Items from an interface collection
———
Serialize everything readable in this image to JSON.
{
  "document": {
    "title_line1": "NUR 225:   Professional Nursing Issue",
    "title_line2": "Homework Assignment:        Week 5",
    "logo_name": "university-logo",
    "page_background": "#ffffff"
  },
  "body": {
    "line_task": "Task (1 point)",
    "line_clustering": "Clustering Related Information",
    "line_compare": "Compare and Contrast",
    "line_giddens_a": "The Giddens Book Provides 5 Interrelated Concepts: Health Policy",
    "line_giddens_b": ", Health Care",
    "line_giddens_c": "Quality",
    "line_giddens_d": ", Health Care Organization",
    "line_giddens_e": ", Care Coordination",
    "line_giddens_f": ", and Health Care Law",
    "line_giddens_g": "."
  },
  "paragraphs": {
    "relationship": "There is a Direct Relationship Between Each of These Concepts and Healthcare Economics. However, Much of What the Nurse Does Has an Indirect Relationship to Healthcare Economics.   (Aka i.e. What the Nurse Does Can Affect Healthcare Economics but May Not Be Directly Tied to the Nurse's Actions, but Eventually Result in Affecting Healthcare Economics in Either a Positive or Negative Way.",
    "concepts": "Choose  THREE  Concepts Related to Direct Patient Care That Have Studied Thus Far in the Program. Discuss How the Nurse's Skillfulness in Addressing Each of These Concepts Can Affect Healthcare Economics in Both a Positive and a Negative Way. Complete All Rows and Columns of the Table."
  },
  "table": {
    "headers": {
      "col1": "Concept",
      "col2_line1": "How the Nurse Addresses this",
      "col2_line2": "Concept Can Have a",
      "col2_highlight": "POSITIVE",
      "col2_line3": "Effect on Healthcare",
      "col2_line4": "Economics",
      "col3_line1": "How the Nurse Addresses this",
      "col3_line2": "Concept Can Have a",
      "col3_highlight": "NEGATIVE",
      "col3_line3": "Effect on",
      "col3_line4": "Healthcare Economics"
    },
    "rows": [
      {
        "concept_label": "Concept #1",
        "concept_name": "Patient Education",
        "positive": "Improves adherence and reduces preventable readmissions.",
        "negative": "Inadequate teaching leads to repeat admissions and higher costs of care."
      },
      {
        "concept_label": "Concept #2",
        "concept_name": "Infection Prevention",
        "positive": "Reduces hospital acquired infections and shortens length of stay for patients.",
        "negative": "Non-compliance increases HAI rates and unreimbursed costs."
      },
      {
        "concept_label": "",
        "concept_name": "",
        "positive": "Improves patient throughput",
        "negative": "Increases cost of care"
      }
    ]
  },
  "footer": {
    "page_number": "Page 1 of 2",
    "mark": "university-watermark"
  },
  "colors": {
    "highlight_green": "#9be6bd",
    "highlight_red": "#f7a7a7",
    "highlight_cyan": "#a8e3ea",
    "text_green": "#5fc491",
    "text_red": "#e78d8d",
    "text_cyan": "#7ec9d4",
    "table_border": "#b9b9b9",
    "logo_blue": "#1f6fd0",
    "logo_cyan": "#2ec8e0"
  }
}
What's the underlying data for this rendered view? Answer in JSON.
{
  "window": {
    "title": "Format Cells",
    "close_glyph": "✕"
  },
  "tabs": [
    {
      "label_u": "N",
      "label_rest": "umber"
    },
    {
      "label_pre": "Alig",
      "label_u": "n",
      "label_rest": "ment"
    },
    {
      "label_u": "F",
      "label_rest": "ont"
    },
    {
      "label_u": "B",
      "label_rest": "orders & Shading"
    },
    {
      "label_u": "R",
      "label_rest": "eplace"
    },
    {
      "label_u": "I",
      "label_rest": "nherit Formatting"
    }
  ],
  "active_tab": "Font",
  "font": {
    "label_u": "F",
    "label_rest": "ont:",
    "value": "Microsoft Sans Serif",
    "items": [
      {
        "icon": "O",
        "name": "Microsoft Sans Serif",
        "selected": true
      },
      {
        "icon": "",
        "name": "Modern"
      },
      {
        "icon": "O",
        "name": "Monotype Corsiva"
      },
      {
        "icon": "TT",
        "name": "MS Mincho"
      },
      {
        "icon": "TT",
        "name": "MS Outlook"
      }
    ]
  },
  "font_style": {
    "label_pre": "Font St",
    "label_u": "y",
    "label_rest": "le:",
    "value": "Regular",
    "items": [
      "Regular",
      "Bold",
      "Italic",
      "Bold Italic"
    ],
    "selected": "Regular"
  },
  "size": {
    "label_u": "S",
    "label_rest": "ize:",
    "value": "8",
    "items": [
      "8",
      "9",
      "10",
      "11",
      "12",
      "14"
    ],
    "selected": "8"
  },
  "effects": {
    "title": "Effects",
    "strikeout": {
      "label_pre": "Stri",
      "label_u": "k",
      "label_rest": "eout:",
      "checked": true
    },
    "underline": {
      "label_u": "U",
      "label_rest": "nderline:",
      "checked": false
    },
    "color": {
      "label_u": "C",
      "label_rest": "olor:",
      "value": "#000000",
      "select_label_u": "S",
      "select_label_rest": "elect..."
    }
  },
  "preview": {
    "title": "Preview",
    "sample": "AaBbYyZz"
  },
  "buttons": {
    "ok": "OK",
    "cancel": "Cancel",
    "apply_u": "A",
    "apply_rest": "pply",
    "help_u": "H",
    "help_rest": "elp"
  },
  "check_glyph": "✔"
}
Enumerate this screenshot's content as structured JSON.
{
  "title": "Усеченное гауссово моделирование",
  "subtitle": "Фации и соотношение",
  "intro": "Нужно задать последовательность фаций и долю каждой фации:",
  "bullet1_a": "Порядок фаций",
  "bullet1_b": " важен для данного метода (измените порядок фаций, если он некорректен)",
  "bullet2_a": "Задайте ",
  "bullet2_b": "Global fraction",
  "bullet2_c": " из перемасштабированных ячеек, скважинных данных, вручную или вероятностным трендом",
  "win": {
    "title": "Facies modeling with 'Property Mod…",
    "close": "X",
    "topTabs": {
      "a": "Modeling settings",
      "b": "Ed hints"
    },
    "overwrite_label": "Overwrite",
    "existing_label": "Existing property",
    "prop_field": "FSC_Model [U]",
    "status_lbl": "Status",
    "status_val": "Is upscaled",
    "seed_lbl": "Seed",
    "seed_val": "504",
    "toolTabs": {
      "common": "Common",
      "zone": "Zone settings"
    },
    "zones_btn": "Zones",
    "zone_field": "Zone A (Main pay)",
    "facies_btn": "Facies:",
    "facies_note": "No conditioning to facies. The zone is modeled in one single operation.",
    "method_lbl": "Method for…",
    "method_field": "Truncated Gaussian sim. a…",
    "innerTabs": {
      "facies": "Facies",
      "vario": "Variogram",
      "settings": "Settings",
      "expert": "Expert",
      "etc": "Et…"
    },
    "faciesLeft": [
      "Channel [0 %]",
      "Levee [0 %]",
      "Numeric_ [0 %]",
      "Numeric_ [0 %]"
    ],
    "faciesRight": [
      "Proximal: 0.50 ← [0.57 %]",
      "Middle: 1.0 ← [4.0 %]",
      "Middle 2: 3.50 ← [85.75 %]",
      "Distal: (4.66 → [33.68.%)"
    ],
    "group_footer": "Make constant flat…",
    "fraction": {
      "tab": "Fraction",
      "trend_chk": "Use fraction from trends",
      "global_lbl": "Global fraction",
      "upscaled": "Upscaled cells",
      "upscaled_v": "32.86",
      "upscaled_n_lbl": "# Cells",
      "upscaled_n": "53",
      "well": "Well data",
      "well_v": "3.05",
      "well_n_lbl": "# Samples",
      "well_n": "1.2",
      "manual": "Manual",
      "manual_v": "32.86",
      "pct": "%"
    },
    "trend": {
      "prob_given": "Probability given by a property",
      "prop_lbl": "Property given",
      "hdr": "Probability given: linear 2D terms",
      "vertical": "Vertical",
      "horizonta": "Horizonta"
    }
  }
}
———
TASK GOAL: The expected result is every record above, duplicated exactly.

ANSWER SPACE:
Serialize everything readable in this image to JSON.
{
  "document": {
    "title_line1": "NUR 225:   Professional Nursing Issue",
    "title_line2": "Homework Assignment:        Week 5",
    "logo_name": "university-logo",
    "page_background": "#ffffff"
  },
  "body": {
    "line_task": "Task (1 point)",
    "line_clustering": "Clustering Related Information",
    "line_compare": "Compare and Contrast",
    "line_giddens_a": "The Giddens Book Provides 5 Interrelated Concepts: Health Policy",
    "line_giddens_b": ", Health Care",
    "line_giddens_c": "Quality",
    "line_giddens_d": ", Health Care Organization",
    "line_giddens_e": ", Care Coordination",
    "line_giddens_f": ", and Health Care Law",
    "line_giddens_g": "."
  },
  "paragraphs": {
    "relationship": "There is a Direct Relationship Between Each of These Concepts and Healthcare Economics. However, Much of What the Nurse Does Has an Indirect Relationship to Healthcare Economics.   (Aka i.e. What the Nurse Does Can Affect Healthcare Economics but May Not Be Directly Tied to the Nurse's Actions, but Eventually Result in Affecting Healthcare Economics in Either a Positive or Negative Way.",
    "concepts": "Choose  THREE  Concepts Related to Direct Patient Care That Have Studied Thus Far in the Program. Discuss How the Nurse's Skillfulness in Addressing Each of These Concepts Can Affect Healthcare Economics in Both a Positive and a Negative Way. Complete All Rows and Columns of the Table."
  },
  "table": {
    "headers": {
      "col1": "Concept",
      "col2_line1": "How the Nurse Addresses this",
      "col2_line2": "Concept Can Have a",
      "col2_highlight": "POSITIVE",
      "col2_line3": "Effect on Healthcare",
      "col2_line4": "Economics",
      "col3_line1": "How the Nurse Addresses this",
      "col3_line2": "Concept Can Have a",
      "col3_highlight": "NEGATIVE",
      "col3_line3": "Effect on",
      "col3_line4": "Healthcare Economics"
    },
    "rows": [
      {
        "concept_label": "Concept #1",
        "concept_name": "Patient Education",
        "positive": "Improves adherence and reduces preventable readmissions.",
        "negative": "Inadequate teaching leads to repeat admissions and higher costs of care."
      },
      {
        "concept_label": "Concept #2",
        "concept_name": "Infection Prevention",
        "positive": "Reduces hospital acquired infections and shortens length of stay for patients.",
        "negative": "Non-compliance increases HAI rates and unreimbursed costs."
      },
      {
        "concept_label": "",
        "concept_name": "",
        "positive": "Improves patient throughput",
        "negative": "Increases cost of care"
      }
    ]
  },
  "footer": {
    "page_number": "Page 1 of 2",
    "mark": "university-watermark"
  },
  "colors": {
    "highlight_green": "#9be6bd",
    "highlight_red": "#f7a7a7",
    "highlight_cyan": "#a8e3ea",
    "text_green": "#5fc491",
    "text_red": "#e78d8d",
    "text_cyan": "#7ec9d4",
    "table_border": "#b9b9b9",
    "logo_blue": "#1f6fd0",
    "logo_cyan": "#2ec8e0"
  }
}
What's the underlying data for this rendered view? Answer in JSON.
{
  "window": {
    "title": "Format Cells",
    "close_glyph": "✕"
  },
  "tabs": [
    {
      "label_u": "N",
      "label_rest": "umber"
    },
    {
      "label_pre": "Alig",
      "label_u": "n",
      "label_rest": "ment"
    },
    {
      "label_u": "F",
      "label_rest": "ont"
    },
    {
      "label_u": "B",
      "label_rest": "orders & Shading"
    },
    {
      "label_u": "R",
      "label_rest": "eplace"
    },
    {
      "label_u": "I",
      "label_rest": "nherit Formatting"
    }
  ],
  "active_tab": "Font",
  "font": {
    "label_u": "F",
    "label_rest": "ont:",
    "value": "Microsoft Sans Serif",
    "items": [
      {
        "icon": "O",
        "name": "Microsoft Sans Serif",
        "selected": true
      },
      {
        "icon": "",
        "name": "Modern"
      },
      {
        "icon": "O",
        "name": "Monotype Corsiva"
      },
      {
        "icon": "TT",
        "name": "MS Mincho"
      },
      {
        "icon": "TT",
        "name": "MS Outlook"
      }
    ]
  },
  "font_style": {
    "label_pre": "Font St",
    "label_u": "y",
    "label_rest": "le:",
    "value": "Regular",
    "items": [
      "Regular",
      "Bold",
      "Italic",
      "Bold Italic"
    ],
    "selected": "Regular"
  },
  "size": {
    "label_u": "S",
    "label_rest": "ize:",
    "value": "8",
    "items": [
      "8",
      "9",
      "10",
      "11",
      "12",
      "14"
    ],
    "selected": "8"
  },
  "effects": {
    "title": "Effects",
    "strikeout": {
      "label_pre": "Stri",
      "label_u": "k",
      "label_rest": "eout:",
      "checked": true
    },
    "underline": {
      "label_u": "U",
      "label_rest": "nderline:",
      "checked": false
    },
    "color": {
      "label_u": "C",
      "label_rest": "olor:",
      "value": "#000000",
      "select_label_u": "S",
      "select_label_rest": "elect..."
    }
  },
  "preview": {
    "title": "Preview",
    "sample": "AaBbYyZz"
  },
  "buttons": {
    "ok": "OK",
    "cancel": "Cancel",
    "apply_u": "A",
    "apply_rest": "pply",
    "help_u": "H",
    "help_rest": "elp"
  },
  "check_glyph": "✔"
}
Enumerate this screenshot's content as structured JSON.
{
  "title": "Усеченное гауссово моделирование",
  "subtitle": "Фации и соотношение",
  "intro": "Нужно задать последовательность фаций и долю каждой фации:",
  "bullet1_a": "Порядок фаций",
  "bullet1_b": " важен для данного метода (измените порядок фаций, если он некорректен)",
  "bullet2_a": "Задайте ",
  "bullet2_b": "Global fraction",
  "bullet2_c": " из перемасштабированных ячеек, скважинных данных, вручную или вероятностным трендом",
  "win": {
    "title": "Facies modeling with 'Property Mod…",
    "close": "X",
    "topTabs": {
      "a": "Modeling settings",
      "b": "Ed hints"
    },
    "overwrite_label": "Overwrite",
    "existing_label": "Existing property",
    "prop_field": "FSC_Model [U]",
    "status_lbl": "Status",
    "status_val": "Is upscaled",
    "seed_lbl": "Seed",
    "seed_val": "504",
    "toolTabs": {
      "common": "Common",
      "zone": "Zone settings"
    },
    "zones_btn": "Zones",
    "zone_field": "Zone A (Main pay)",
    "facies_btn": "Facies:",
    "facies_note": "No conditioning to facies. The zone is modeled in one single operation.",
    "method_lbl": "Method for…",
    "method_field": "Truncated Gaussian sim. a…",
    "innerTabs": {
      "facies": "Facies",
      "vario": "Variogram",
      "settings": "Settings",
      "expert": "Expert",
      "etc": "Et…"
    },
    "faciesLeft": [
      "Channel [0 %]",
      "Levee [0 %]",
      "Numeric_ [0 %]",
      "Numeric_ [0 %]"
    ],
    "faciesRight": [
      "Proximal: 0.50 ← [0.57 %]",
      "Middle: 1.0 ← [4.0 %]",
      "Middle 2: 3.50 ← [85.75 %]",
      "Distal: (4.66 → [33.68.%)"
    ],
    "group_footer": "Make constant flat…",
    "fraction": {
      "tab": "Fraction",
      "trend_chk": "Use fraction from trends",
      "global_lbl": "Global fraction",
      "upscaled": "Upscaled cells",
      "upscaled_v": "32.86",
      "upscaled_n_lbl": "# Cells",
      "upscaled_n": "53",
      "well": "Well data",
      "well_v": "3.05",
      "well_n_lbl": "# Samples",
      "well_n": "1.2",
      "manual": "Manual",
      "manual_v": "32.86",
      "pct": "%"
    },
    "trend": {
      "prob_given": "Probability given by a property",
      "prop_lbl": "Property given",
      "hdr": "Probability given: linear 2D terms",
      "vertical": "Vertical",
      "horizonta": "Horizonta"
    }
  }
}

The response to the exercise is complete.